* _LISTED ENTRIES_

──────────

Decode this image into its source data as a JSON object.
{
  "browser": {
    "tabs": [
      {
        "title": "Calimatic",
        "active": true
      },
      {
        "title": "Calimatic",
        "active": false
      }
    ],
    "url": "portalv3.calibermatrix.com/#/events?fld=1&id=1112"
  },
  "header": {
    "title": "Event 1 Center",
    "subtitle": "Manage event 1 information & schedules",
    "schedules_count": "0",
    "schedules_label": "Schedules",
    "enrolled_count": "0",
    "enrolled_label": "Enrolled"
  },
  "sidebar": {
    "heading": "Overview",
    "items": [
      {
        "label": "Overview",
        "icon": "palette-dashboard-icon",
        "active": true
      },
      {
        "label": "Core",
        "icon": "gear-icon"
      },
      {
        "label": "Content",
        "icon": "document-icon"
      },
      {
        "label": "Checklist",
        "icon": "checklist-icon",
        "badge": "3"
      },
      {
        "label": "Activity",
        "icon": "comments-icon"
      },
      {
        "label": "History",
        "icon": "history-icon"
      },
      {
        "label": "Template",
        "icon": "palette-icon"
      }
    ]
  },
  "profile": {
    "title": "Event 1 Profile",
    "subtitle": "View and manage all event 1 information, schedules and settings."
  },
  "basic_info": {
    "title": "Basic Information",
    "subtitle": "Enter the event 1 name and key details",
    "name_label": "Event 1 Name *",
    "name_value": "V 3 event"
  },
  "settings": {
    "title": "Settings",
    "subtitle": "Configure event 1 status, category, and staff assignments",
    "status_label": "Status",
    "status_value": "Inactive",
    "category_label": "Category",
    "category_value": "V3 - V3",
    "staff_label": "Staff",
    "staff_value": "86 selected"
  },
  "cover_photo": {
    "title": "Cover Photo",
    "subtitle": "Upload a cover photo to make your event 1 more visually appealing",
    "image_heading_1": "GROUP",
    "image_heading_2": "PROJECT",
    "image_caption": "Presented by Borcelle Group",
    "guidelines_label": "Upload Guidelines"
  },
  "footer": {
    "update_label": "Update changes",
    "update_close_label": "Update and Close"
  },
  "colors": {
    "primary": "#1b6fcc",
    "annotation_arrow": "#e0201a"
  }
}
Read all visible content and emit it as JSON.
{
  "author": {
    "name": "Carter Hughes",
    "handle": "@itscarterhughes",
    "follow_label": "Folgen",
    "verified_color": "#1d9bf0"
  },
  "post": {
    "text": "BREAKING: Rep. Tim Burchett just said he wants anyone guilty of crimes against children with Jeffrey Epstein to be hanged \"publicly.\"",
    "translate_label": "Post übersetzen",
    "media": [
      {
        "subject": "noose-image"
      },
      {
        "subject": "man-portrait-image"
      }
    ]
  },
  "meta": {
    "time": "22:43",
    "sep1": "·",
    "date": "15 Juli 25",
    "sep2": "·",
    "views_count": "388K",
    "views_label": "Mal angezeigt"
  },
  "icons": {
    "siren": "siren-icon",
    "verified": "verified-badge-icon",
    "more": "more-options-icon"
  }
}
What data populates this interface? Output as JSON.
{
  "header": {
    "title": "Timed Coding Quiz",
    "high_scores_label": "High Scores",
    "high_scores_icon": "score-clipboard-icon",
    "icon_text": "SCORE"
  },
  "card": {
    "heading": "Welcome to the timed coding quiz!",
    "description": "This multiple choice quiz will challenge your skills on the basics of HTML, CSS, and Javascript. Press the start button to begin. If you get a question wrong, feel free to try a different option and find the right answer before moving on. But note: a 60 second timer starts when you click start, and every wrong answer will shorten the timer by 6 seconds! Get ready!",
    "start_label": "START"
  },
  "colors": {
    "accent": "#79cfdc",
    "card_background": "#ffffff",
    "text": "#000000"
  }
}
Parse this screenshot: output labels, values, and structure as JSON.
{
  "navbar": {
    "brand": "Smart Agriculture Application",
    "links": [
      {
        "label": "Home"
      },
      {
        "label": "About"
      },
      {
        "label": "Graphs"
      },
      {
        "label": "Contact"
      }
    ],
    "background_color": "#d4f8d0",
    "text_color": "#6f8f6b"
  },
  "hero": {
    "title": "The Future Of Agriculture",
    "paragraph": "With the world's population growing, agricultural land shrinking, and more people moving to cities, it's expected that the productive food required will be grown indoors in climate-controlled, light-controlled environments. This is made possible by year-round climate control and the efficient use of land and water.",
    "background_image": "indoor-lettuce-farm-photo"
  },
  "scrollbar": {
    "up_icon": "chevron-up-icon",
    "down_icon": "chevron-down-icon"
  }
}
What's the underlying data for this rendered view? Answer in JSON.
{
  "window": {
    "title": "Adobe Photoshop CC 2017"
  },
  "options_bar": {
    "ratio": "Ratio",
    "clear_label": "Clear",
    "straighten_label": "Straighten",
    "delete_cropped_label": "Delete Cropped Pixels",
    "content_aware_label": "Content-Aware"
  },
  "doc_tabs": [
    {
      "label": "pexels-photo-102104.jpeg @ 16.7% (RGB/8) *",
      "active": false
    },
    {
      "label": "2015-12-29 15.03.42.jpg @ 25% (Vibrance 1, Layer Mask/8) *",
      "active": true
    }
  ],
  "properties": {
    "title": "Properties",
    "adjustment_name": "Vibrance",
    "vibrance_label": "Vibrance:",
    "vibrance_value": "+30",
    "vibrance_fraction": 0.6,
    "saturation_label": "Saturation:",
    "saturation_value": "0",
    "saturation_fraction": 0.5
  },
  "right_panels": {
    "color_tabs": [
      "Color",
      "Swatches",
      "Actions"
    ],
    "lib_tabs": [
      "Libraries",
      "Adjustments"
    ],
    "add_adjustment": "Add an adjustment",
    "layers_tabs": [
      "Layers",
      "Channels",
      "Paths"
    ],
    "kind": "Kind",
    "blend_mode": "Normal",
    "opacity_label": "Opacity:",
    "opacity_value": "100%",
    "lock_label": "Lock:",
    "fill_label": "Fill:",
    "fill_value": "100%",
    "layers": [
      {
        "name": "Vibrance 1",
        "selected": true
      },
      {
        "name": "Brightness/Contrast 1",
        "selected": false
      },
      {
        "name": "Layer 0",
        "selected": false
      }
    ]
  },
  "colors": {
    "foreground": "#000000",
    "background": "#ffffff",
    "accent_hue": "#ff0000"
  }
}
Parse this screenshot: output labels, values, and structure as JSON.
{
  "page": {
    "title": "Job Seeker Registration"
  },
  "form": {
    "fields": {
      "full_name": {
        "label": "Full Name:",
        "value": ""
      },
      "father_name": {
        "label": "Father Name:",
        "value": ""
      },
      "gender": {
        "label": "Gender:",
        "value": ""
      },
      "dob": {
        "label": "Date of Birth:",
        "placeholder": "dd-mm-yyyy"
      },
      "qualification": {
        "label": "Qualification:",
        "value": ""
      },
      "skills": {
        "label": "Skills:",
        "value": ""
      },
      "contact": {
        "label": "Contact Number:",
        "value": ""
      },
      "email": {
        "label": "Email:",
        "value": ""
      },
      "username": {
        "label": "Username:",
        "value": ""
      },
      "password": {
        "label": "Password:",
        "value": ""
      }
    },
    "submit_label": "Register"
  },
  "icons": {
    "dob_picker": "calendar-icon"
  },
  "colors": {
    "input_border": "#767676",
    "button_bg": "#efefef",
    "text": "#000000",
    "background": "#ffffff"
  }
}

──────────

* _WRITTEN PROBLEM_
Extract lines where the string "subtitle" occurs.

* _THE ANSWER_
    "subtitle": "Manage event 1 information & schedules",
    "subtitle": "View and manage all event 1 information, schedules and settings."
    "subtitle": "Enter the event 1 name and key details",
    "subtitle": "Configure event 1 status, category, and staff assignments",
    "subtitle": "Upload a cover photo to make your event 1 more visually appealing",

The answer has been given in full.